--- DATASET ROWS ---

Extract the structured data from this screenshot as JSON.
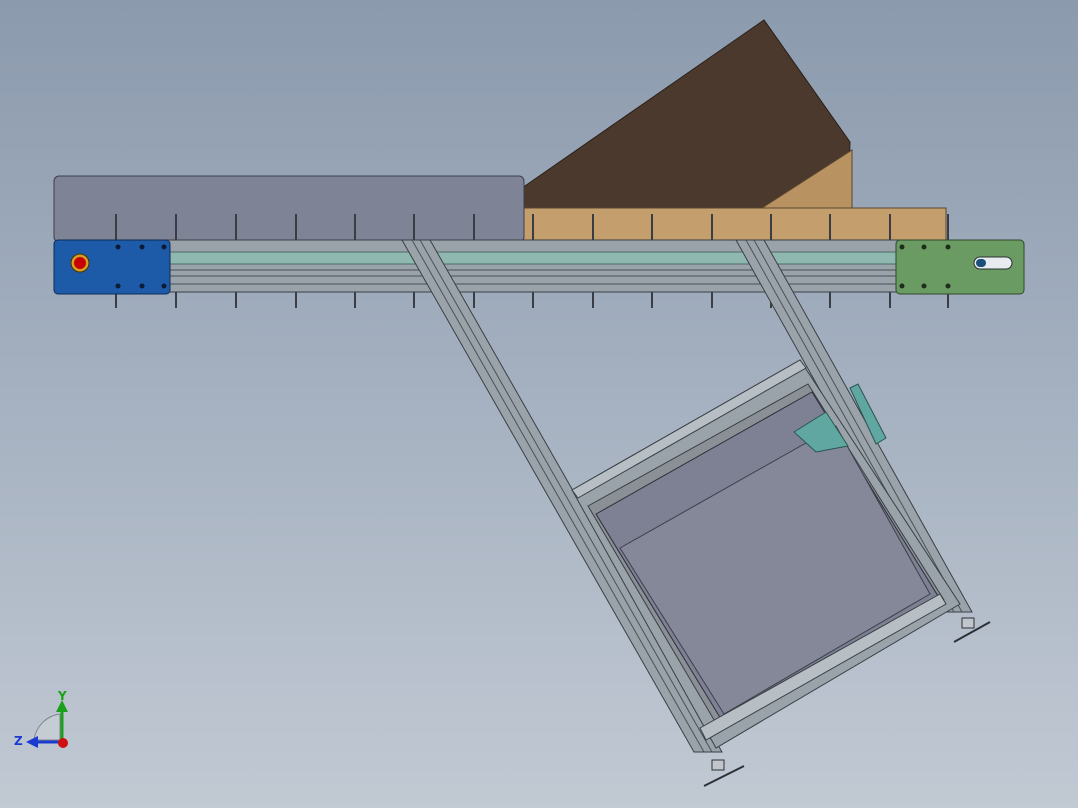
{
  "viewport": {
    "background_top": "#8b9aad",
    "background_bottom": "#c1c9d3"
  },
  "model": {
    "conveyor_frame_color": "#9aa3aa",
    "conveyor_belt_color": "#8fb8b1",
    "side_guard_color": "#7f8396",
    "hopper_dark_color": "#4a392c",
    "hopper_light_color": "#c49f6d",
    "left_endcap_color": "#1d5aa8",
    "right_endcap_color": "#6a9b62",
    "stop_button_color": "#c80000",
    "cart_tray_color": "#7d8193",
    "bracket_color": "#5fa7a0"
  },
  "triad": {
    "y_label": "Y",
    "z_label": "Z",
    "y_color": "#1aa01a",
    "z_color": "#1a3ad0",
    "x_color": "#d01010",
    "icons": [
      "coordinate-triad-icon"
    ]
  }
}
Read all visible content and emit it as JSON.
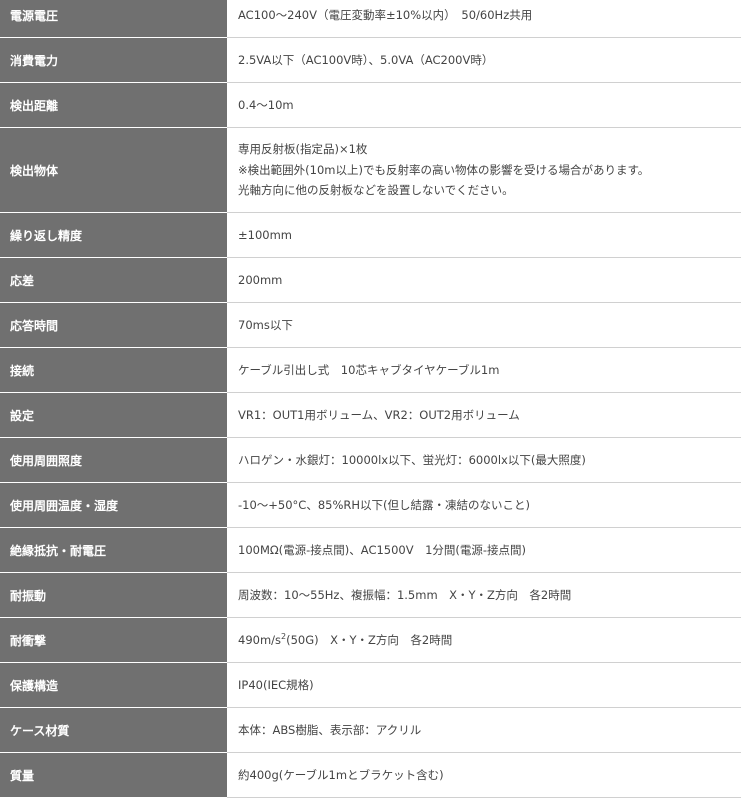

---

## WHAT TO DO
Find the lines containing "JSON" and list every one of them.

## OUTPUT FOR THIS TASK
Extract the structured data from this screenshot as JSON.
Read all visible content and emit it as JSON.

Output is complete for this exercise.